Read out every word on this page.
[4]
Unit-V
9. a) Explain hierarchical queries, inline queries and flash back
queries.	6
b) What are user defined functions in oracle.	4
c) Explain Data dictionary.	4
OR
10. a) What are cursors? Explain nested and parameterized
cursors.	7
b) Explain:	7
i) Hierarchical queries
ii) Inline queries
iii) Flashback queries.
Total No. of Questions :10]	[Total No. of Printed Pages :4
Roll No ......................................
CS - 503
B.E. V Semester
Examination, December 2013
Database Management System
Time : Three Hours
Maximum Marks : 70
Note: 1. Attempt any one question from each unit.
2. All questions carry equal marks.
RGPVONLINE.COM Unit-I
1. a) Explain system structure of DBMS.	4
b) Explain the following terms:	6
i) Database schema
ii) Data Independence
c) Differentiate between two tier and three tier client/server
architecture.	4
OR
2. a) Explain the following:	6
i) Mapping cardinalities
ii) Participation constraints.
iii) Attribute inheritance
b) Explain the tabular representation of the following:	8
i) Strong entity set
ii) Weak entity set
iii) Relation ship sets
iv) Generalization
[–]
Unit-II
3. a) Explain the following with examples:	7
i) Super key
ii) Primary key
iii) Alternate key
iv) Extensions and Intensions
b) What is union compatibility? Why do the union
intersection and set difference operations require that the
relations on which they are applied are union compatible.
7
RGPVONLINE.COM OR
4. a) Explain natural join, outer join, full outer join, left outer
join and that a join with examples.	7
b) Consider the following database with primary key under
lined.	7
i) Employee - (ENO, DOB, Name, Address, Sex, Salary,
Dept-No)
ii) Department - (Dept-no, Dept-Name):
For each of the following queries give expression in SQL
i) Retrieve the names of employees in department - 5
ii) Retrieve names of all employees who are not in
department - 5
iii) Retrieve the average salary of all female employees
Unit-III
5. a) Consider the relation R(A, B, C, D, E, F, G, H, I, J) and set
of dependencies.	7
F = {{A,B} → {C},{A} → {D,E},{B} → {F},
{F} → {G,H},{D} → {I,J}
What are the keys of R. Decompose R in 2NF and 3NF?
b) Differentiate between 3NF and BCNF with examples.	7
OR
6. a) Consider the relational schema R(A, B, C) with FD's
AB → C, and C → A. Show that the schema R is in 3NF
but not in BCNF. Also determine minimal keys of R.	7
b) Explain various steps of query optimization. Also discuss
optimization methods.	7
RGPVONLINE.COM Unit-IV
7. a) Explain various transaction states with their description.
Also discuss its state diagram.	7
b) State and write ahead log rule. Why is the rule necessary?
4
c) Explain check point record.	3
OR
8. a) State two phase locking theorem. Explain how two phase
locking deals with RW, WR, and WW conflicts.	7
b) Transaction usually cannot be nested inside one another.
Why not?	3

# What the exercise asks
Transcribe all entries exactly as they are given.

# Written solution
Read out every word on this page.
[4]
Unit-V
9. a) Explain hierarchical queries, inline queries and flash back
queries.	6
b) What are user defined functions in oracle.	4
c) Explain Data dictionary.	4
OR
10. a) What are cursors? Explain nested and parameterized
cursors.	7
b) Explain:	7
i) Hierarchical queries
ii) Inline queries
iii) Flashback queries.
Total No. of Questions :10]	[Total No. of Printed Pages :4
Roll No ......................................
CS - 503
B.E. V Semester
Examination, December 2013
Database Management System
Time : Three Hours
Maximum Marks : 70
Note: 1. Attempt any one question from each unit.
2. All questions carry equal marks.
RGPVONLINE.COM Unit-I
1. a) Explain system structure of DBMS.	4
b) Explain the following terms:	6
i) Database schema
ii) Data Independence
c) Differentiate between two tier and three tier client/server
architecture.	4
OR
2. a) Explain the following:	6
i) Mapping cardinalities
ii) Participation constraints.
iii) Attribute inheritance
b) Explain the tabular representation of the following:	8
i) Strong entity set
ii) Weak entity set
iii) Relation ship sets
iv) Generalization
[–]
Unit-II
3. a) Explain the following with examples:	7
i) Super key
ii) Primary key
iii) Alternate key
iv) Extensions and Intensions
b) What is union compatibility? Why do the union
intersection and set difference operations require that the
relations on which they are applied are union compatible.
7
RGPVONLINE.COM OR
4. a) Explain natural join, outer join, full outer join, left outer
join and that a join with examples.	7
b) Consider the following database with primary key under
lined.	7
i) Employee - (ENO, DOB, Name, Address, Sex, Salary,
Dept-No)
ii) Department - (Dept-no, Dept-Name):
For each of the following queries give expression in SQL
i) Retrieve the names of employees in department - 5
ii) Retrieve names of all employees who are not in
department - 5
iii) Retrieve the average salary of all female employees
Unit-III
5. a) Consider the relation R(A, B, C, D, E, F, G, H, I, J) and set
of dependencies.	7
F = {{A,B} → {C},{A} → {D,E},{B} → {F},
{F} → {G,H},{D} → {I,J}
What are the keys of R. Decompose R in 2NF and 3NF?
b) Differentiate between 3NF and BCNF with examples.	7
OR
6. a) Consider the relational schema R(A, B, C) with FD's
AB → C, and C → A. Show that the schema R is in 3NF
but not in BCNF. Also determine minimal keys of R.	7
b) Explain various steps of query optimization. Also discuss
optimization methods.	7
RGPVONLINE.COM Unit-IV
7. a) Explain various transaction states with their description.
Also discuss its state diagram.	7
b) State and write ahead log rule. Why is the rule necessary?
4
c) Explain check point record.	3
OR
8. a) State two phase locking theorem. Explain how two phase
locking deals with RW, WR, and WW conflicts.	7
b) Transaction usually cannot be nested inside one another.
Why not?	3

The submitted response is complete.